===== Task data

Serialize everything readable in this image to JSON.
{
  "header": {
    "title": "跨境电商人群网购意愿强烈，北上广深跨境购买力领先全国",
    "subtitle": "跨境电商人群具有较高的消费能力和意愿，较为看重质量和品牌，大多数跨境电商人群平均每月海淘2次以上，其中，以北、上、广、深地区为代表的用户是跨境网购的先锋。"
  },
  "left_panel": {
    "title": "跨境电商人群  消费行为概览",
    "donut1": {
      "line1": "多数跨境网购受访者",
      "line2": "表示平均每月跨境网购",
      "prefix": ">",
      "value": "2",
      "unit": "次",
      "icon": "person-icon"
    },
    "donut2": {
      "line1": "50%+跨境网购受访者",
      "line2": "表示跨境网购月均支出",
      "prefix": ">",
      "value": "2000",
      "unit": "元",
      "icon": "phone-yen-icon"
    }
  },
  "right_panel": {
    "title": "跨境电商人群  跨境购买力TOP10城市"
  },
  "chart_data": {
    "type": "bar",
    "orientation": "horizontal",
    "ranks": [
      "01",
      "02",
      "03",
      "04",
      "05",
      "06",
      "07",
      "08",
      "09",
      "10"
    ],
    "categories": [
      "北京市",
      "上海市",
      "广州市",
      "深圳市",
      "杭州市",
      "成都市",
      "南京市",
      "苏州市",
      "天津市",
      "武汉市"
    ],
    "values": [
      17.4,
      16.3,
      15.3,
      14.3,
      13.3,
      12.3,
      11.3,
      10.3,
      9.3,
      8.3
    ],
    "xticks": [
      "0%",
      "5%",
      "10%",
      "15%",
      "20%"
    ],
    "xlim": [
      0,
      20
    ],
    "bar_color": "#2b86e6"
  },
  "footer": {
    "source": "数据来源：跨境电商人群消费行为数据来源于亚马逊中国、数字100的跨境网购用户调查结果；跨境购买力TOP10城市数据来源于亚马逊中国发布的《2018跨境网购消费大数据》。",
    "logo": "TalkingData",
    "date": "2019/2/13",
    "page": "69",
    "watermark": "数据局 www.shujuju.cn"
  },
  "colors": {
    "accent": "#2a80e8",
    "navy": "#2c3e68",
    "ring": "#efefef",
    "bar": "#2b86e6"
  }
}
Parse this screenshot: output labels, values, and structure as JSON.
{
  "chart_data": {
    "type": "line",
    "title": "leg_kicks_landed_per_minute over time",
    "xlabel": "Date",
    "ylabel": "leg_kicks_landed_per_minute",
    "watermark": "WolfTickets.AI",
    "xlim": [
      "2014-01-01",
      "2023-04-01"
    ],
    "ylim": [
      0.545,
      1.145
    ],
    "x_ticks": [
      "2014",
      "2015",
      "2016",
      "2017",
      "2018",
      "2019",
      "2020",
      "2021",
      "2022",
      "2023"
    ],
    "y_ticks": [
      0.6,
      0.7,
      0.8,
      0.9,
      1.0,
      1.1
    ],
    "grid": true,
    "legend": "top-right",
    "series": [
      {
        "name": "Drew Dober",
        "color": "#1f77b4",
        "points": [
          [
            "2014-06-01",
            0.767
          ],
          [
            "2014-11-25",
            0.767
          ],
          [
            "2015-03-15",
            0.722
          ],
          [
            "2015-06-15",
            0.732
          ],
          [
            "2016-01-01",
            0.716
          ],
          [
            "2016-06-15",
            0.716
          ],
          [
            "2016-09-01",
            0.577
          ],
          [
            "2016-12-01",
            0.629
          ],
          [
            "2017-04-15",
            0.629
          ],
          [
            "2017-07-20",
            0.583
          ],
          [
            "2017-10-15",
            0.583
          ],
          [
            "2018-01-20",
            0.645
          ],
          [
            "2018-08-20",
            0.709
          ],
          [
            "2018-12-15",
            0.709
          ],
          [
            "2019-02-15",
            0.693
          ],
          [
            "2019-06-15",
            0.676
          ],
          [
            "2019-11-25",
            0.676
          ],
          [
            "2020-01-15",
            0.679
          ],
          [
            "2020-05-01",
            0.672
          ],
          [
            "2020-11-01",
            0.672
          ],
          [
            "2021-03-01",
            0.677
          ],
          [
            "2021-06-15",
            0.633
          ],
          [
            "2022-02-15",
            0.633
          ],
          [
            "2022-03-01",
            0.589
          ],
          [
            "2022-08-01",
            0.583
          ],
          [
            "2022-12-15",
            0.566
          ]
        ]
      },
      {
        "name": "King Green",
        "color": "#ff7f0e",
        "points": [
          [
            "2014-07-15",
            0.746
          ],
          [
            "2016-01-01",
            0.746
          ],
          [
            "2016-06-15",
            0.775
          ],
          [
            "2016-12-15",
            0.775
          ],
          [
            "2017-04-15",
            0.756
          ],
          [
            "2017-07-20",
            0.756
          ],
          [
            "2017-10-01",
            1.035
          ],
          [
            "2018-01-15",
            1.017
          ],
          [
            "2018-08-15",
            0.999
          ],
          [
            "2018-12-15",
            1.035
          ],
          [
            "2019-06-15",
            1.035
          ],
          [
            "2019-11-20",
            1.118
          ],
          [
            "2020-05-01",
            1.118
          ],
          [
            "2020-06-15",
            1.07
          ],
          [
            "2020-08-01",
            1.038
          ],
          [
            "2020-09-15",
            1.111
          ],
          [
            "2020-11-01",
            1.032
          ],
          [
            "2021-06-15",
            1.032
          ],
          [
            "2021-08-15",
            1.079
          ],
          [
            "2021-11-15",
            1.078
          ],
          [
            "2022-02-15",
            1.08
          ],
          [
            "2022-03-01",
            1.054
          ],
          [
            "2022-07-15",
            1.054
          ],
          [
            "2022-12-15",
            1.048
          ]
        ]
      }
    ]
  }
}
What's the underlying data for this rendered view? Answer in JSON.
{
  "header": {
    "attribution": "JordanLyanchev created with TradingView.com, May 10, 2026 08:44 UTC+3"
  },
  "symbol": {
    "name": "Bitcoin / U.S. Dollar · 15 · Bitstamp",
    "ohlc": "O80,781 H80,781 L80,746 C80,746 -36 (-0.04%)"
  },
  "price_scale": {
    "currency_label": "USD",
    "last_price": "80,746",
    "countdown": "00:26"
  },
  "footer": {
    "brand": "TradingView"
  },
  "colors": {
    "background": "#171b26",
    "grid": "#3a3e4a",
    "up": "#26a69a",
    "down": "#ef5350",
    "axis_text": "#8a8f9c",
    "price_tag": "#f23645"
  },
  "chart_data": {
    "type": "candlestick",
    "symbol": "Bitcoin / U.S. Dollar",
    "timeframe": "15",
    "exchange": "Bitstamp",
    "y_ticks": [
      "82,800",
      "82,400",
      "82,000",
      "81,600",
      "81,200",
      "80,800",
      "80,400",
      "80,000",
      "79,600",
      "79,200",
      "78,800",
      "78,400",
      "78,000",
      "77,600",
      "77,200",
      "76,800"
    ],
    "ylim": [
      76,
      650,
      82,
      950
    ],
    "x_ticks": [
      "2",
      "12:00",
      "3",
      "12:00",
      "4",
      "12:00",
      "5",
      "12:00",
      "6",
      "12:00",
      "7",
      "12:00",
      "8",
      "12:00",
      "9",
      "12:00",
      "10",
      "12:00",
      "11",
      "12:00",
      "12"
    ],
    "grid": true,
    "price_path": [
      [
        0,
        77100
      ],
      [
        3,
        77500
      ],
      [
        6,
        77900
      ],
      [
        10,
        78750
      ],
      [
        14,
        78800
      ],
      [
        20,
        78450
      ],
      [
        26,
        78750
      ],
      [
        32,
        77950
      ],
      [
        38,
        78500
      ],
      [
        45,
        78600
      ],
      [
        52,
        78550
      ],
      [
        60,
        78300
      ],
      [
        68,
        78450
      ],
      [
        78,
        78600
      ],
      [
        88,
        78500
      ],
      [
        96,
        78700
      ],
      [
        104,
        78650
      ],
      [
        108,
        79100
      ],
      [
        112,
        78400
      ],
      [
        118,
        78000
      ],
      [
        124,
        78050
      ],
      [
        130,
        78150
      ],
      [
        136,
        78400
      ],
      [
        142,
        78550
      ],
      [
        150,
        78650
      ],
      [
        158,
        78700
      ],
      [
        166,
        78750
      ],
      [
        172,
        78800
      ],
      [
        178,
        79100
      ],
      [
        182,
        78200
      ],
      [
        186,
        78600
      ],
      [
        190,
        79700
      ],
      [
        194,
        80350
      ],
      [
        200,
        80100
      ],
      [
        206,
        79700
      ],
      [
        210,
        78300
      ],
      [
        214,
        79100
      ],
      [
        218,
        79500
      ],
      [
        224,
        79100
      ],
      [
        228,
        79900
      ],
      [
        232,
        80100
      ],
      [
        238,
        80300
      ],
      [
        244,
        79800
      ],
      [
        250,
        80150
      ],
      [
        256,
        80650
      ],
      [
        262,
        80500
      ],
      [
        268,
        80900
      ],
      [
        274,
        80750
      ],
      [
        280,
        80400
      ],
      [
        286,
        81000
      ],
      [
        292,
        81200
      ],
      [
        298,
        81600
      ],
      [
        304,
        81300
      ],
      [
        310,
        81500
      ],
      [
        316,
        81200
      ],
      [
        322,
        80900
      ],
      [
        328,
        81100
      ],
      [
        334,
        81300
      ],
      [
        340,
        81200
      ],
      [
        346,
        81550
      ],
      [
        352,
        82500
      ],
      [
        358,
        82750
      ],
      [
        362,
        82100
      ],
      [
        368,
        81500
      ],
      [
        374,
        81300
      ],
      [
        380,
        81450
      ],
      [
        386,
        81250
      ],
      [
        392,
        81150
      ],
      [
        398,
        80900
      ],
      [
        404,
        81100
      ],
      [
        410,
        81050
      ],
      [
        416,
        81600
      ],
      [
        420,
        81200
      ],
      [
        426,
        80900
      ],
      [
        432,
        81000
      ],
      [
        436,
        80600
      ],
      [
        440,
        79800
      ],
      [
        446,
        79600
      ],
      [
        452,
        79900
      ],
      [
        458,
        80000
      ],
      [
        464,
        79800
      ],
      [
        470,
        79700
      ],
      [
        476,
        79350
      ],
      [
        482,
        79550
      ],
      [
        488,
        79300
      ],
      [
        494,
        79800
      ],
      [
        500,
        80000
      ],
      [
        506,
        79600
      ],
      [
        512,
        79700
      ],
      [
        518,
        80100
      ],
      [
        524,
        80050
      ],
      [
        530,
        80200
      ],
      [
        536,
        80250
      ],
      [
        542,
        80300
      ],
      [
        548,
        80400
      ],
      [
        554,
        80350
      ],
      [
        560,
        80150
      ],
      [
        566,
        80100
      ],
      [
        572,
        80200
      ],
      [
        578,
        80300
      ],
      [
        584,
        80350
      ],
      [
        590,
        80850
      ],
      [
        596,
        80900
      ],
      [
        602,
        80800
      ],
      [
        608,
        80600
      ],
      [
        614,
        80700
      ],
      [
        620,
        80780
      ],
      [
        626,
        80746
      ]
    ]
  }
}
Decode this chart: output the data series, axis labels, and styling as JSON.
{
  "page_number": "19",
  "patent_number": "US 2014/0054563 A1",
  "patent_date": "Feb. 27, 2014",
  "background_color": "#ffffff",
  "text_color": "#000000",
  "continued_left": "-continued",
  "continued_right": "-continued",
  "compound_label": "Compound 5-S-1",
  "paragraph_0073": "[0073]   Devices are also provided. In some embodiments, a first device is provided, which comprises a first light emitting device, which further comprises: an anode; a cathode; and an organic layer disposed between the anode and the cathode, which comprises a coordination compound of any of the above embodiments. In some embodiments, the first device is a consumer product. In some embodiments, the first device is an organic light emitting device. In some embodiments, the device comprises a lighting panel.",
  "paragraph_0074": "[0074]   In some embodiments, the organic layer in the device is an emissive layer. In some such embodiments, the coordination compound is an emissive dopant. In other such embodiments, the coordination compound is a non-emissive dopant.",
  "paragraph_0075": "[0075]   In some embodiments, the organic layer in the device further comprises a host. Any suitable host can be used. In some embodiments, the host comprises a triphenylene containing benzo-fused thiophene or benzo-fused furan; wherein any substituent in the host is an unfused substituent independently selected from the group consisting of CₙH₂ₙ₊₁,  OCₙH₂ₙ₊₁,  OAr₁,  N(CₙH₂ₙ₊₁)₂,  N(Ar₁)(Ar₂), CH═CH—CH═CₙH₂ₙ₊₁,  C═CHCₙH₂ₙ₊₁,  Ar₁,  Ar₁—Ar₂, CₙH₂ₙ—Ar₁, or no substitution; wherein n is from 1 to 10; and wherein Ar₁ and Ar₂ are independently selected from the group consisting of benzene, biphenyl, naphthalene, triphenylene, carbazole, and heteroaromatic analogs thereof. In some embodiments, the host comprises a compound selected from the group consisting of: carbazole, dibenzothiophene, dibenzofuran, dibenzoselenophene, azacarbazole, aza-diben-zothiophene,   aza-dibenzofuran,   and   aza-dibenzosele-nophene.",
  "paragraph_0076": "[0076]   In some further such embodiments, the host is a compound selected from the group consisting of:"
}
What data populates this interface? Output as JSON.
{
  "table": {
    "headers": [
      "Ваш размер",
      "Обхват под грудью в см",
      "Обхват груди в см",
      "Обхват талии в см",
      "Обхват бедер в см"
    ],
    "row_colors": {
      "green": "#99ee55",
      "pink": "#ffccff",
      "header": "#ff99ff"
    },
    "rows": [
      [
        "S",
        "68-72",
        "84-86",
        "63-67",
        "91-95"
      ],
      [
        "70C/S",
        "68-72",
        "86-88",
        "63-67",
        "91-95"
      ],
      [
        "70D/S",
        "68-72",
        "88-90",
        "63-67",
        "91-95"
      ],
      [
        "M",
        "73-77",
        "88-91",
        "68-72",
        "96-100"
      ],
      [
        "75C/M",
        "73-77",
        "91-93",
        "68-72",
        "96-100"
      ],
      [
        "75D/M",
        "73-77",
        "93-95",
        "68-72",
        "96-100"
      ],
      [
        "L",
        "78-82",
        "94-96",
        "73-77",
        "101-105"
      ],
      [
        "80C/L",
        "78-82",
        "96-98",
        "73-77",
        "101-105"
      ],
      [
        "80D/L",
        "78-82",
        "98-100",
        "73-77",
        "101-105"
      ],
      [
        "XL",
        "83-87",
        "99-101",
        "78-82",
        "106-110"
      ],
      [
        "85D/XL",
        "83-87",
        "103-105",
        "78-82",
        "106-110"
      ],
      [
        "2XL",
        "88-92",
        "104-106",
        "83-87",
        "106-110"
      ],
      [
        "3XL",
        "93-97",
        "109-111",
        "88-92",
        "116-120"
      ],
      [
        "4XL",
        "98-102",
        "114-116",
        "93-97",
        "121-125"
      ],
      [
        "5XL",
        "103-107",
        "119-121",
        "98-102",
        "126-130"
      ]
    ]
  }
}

==========

## Exercise aim
Look through the records and gather every line containing "What".

## Output of the task
What's the underlying data for this rendered view? Answer in JSON.
What data populates this interface? Output as JSON.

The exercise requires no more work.